═══ Data excerpts
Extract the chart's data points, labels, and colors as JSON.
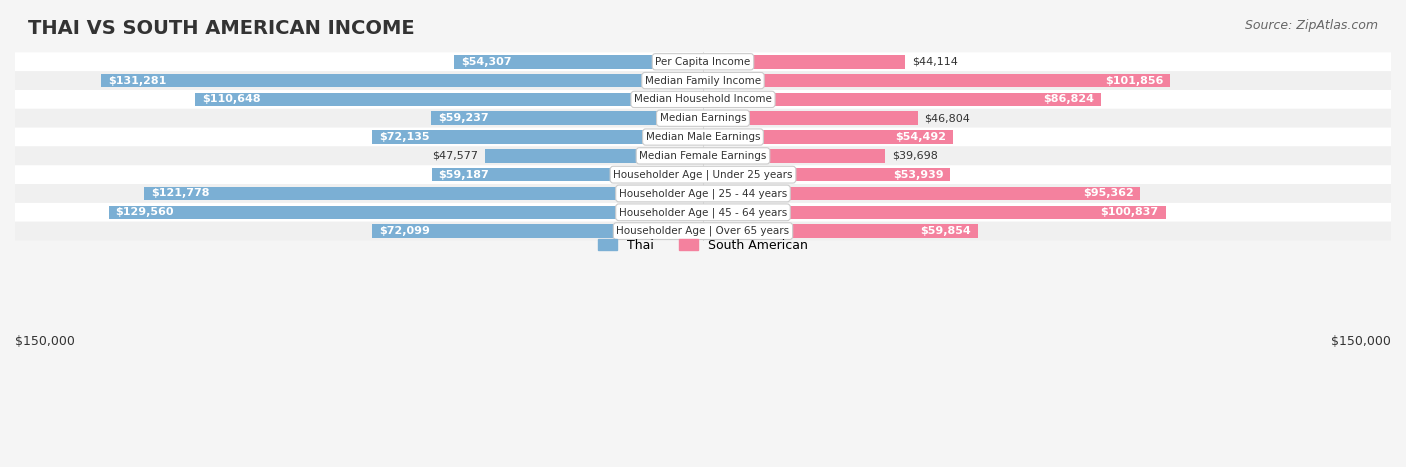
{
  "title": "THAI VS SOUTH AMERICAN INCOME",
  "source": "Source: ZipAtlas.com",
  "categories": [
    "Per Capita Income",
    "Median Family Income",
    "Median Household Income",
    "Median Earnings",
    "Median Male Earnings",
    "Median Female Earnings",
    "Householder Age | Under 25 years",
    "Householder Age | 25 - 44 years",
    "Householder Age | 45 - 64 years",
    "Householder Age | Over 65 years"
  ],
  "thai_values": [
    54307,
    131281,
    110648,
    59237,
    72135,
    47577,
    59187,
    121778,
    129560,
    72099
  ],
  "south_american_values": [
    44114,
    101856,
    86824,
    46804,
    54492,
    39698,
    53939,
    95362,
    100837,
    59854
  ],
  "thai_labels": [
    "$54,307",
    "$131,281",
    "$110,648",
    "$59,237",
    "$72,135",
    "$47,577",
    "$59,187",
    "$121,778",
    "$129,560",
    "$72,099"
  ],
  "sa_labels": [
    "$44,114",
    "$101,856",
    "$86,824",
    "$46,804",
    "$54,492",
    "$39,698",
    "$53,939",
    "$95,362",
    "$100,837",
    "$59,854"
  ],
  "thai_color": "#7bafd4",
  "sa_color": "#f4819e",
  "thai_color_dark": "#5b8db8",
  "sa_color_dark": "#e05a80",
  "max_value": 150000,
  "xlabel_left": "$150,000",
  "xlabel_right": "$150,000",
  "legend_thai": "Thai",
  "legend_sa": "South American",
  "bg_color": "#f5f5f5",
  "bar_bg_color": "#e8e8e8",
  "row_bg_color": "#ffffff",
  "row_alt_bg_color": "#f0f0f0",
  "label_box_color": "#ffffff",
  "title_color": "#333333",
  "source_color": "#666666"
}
══════
═══ Data excerpts
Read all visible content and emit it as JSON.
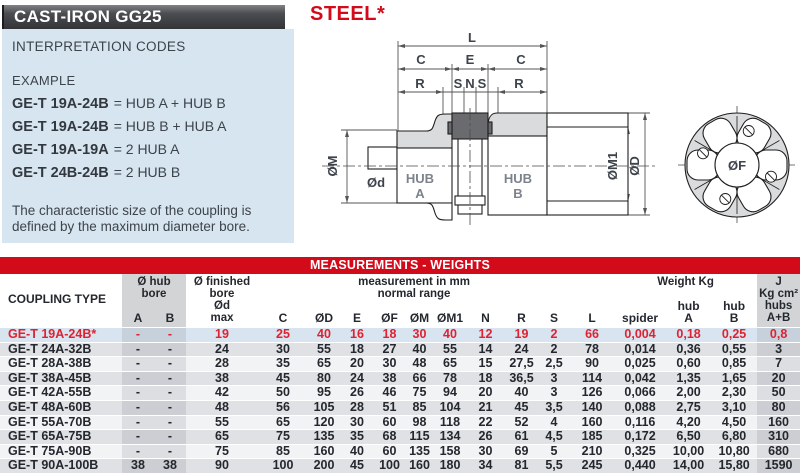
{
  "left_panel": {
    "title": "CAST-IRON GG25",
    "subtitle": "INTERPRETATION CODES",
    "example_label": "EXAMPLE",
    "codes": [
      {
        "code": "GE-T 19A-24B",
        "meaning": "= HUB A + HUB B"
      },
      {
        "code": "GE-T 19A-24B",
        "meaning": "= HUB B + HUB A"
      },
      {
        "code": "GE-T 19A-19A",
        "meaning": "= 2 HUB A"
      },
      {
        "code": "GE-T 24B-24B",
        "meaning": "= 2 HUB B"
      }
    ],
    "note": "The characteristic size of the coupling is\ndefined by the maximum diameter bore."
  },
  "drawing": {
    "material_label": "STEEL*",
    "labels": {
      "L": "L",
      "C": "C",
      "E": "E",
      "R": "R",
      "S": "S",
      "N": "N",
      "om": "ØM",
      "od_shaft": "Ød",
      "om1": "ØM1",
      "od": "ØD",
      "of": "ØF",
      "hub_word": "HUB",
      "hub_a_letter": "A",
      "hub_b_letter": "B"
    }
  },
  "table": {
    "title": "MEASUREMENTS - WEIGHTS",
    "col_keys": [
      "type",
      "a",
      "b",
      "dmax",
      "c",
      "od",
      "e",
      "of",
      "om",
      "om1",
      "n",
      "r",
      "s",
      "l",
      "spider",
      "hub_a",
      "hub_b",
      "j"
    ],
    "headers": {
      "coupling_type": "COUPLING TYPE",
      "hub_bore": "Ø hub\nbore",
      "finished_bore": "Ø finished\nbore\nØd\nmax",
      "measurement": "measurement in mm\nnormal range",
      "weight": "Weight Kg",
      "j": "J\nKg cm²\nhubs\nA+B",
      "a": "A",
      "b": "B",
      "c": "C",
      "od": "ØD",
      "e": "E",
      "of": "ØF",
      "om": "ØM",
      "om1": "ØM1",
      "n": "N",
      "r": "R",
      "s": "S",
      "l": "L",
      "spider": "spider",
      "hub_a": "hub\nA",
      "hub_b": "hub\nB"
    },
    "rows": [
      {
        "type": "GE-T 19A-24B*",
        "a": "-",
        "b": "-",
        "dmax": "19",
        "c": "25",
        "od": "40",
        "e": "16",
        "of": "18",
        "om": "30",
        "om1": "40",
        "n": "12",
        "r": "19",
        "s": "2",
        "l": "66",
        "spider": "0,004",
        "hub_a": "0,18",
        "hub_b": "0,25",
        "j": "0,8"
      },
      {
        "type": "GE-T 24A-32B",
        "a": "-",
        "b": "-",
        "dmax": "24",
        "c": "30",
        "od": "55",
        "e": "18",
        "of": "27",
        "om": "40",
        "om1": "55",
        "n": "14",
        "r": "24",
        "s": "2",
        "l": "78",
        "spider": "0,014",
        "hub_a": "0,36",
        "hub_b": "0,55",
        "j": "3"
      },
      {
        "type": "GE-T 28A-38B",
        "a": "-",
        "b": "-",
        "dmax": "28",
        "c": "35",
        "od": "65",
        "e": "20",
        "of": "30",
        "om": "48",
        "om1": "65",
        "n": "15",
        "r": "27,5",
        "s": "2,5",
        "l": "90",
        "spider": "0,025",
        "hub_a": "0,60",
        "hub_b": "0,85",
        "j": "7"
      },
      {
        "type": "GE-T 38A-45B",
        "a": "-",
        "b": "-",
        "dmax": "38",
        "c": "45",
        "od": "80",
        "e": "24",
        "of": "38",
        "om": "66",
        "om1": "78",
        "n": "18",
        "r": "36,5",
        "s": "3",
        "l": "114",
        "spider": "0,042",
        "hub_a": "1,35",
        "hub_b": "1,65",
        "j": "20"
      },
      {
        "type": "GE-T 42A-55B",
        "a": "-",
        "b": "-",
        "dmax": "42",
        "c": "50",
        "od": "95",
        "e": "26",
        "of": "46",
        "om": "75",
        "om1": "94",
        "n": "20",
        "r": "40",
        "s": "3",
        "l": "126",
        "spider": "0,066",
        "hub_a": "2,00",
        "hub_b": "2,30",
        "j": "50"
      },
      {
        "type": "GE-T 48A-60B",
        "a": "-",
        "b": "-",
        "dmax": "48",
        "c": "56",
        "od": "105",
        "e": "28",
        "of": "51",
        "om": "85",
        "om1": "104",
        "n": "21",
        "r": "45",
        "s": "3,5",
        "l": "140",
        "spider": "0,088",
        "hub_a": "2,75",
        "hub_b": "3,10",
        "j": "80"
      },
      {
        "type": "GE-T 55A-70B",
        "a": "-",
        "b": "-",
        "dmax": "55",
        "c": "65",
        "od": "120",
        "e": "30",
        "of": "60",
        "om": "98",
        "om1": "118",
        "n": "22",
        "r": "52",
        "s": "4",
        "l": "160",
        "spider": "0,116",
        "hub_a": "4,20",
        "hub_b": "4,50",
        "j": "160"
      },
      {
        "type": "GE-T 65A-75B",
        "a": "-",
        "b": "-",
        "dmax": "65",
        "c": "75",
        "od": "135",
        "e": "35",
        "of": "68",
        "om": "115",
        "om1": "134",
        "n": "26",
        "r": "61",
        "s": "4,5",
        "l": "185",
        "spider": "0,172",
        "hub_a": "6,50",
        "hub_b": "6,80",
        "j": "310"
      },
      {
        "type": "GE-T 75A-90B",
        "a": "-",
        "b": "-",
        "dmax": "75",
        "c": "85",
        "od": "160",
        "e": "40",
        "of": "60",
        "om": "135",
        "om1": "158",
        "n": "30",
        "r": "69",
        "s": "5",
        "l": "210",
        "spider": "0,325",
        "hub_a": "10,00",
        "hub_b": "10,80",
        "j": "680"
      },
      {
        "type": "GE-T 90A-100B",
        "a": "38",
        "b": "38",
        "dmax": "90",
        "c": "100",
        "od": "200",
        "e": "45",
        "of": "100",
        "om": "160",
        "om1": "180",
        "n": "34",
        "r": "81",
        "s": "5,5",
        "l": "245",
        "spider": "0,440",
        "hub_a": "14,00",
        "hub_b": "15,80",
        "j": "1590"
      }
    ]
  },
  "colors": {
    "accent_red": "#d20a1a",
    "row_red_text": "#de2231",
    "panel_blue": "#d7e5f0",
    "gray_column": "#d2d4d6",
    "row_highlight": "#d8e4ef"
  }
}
══════
** The exercise **
Within the listing above, find every line containing the string "colors" and return it.

** Exercise result **
Extract the chart's data points, labels, and colors as JSON.
  "colors": {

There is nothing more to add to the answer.